++++ Excerpted records ++++

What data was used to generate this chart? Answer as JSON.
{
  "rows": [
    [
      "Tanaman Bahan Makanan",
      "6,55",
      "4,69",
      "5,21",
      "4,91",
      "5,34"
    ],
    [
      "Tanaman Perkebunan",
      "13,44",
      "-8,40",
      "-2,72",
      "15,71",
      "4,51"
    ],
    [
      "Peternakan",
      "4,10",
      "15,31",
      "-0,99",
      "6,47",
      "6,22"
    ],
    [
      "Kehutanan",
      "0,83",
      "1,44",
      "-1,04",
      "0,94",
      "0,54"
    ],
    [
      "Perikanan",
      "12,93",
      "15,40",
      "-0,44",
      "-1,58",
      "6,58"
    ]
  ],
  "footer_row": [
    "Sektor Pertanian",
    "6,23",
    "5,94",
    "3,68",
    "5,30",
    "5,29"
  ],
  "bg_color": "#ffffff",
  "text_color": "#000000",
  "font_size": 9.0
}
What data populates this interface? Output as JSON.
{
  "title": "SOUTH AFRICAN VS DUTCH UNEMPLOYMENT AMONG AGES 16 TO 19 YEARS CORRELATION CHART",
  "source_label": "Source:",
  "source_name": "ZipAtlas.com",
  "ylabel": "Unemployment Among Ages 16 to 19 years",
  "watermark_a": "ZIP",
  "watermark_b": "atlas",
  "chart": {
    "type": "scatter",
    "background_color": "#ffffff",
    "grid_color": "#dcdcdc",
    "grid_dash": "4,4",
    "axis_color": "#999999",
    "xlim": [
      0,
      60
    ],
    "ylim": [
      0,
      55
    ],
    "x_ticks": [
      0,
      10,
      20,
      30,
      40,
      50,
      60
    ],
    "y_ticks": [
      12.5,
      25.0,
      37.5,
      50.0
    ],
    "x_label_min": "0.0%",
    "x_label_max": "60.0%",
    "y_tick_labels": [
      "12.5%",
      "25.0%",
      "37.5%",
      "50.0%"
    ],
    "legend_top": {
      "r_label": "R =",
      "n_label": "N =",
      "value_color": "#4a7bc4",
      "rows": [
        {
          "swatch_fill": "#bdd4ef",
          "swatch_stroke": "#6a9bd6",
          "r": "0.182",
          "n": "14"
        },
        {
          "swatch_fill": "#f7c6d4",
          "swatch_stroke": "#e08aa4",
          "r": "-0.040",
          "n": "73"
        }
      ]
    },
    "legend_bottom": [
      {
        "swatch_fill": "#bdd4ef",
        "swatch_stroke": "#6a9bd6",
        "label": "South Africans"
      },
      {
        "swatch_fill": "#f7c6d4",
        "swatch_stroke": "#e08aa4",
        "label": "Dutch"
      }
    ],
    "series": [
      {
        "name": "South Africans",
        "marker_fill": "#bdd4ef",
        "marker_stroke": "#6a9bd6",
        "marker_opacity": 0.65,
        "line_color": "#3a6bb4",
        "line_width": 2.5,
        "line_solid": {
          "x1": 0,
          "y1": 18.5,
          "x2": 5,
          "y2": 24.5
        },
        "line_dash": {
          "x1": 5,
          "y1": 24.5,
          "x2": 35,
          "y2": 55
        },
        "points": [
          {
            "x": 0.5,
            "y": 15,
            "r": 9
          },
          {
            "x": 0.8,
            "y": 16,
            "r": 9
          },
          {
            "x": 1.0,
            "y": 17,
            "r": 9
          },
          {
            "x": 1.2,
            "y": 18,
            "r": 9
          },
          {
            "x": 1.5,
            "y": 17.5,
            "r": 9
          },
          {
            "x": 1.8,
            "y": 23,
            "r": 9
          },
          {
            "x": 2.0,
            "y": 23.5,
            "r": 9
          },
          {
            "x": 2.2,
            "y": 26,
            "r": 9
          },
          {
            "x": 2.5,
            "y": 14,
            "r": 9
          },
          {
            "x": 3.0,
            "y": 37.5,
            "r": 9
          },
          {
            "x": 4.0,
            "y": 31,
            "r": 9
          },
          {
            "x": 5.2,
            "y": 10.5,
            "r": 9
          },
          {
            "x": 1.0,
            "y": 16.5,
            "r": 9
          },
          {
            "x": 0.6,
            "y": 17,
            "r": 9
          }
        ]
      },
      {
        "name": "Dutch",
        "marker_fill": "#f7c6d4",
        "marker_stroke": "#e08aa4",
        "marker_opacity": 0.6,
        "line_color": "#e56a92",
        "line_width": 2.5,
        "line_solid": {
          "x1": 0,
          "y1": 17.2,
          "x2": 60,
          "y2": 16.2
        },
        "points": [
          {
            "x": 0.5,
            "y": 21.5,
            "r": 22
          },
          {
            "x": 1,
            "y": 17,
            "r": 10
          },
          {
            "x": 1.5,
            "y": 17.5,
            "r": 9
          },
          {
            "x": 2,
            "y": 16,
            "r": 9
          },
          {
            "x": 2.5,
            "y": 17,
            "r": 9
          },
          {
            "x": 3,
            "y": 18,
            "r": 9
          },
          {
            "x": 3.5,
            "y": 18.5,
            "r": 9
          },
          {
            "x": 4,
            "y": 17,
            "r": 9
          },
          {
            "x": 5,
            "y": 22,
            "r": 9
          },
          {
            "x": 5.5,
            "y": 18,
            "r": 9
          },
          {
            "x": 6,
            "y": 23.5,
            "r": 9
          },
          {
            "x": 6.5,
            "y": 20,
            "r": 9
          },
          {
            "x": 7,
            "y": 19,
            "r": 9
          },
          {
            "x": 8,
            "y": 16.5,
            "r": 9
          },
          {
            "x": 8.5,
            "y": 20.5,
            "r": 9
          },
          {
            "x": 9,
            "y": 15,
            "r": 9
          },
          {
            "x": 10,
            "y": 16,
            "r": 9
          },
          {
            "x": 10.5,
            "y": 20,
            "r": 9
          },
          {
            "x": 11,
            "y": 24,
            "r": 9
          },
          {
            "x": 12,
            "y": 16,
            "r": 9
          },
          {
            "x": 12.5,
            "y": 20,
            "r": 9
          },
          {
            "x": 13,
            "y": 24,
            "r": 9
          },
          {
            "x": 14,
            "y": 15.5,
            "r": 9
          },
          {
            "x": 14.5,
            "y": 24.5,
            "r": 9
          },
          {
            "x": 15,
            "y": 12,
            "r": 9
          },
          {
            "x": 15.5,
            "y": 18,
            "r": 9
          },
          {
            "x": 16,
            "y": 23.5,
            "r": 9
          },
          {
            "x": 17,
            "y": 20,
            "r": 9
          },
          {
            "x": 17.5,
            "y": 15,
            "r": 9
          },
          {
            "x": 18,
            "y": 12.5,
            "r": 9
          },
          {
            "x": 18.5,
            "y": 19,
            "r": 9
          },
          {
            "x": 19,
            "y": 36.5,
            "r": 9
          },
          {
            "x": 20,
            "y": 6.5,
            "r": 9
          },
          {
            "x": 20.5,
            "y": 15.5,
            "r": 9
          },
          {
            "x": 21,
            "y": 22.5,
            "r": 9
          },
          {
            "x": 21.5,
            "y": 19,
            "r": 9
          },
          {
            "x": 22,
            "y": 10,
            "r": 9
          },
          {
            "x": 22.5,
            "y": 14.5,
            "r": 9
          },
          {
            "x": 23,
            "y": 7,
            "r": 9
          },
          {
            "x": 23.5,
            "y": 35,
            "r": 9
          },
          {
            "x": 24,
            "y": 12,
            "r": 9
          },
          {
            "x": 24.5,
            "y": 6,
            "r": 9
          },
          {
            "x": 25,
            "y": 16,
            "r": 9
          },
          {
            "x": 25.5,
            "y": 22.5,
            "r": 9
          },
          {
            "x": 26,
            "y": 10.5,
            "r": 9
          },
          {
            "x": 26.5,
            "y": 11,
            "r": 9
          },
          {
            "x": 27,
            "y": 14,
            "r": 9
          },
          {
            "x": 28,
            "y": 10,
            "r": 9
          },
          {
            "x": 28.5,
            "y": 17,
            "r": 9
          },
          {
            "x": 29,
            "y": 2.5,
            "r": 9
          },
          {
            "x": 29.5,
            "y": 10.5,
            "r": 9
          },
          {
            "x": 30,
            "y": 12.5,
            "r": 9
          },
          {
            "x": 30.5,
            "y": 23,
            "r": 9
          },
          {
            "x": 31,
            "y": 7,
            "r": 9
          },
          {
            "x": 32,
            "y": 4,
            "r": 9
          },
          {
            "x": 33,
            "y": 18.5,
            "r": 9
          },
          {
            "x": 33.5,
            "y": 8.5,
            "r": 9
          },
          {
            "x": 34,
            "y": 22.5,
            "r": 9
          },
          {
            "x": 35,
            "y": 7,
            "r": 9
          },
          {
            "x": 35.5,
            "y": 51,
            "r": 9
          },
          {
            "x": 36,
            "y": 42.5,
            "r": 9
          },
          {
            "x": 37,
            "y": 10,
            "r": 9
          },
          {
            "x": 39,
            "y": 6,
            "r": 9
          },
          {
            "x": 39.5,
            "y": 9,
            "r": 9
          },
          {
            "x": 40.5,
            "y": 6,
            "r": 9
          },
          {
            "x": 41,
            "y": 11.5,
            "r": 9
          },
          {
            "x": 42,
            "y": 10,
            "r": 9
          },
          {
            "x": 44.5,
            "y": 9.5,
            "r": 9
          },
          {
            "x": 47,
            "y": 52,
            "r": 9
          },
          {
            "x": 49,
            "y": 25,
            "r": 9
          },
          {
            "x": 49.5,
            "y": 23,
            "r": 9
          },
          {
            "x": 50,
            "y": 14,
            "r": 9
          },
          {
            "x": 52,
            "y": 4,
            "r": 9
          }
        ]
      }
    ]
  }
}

++++

_Challenge_
Gather from the records above every line containing the string "ffffff".

_Answer to this problem_
  "bg_color": "#ffffff",
    "background_color": "#ffffff",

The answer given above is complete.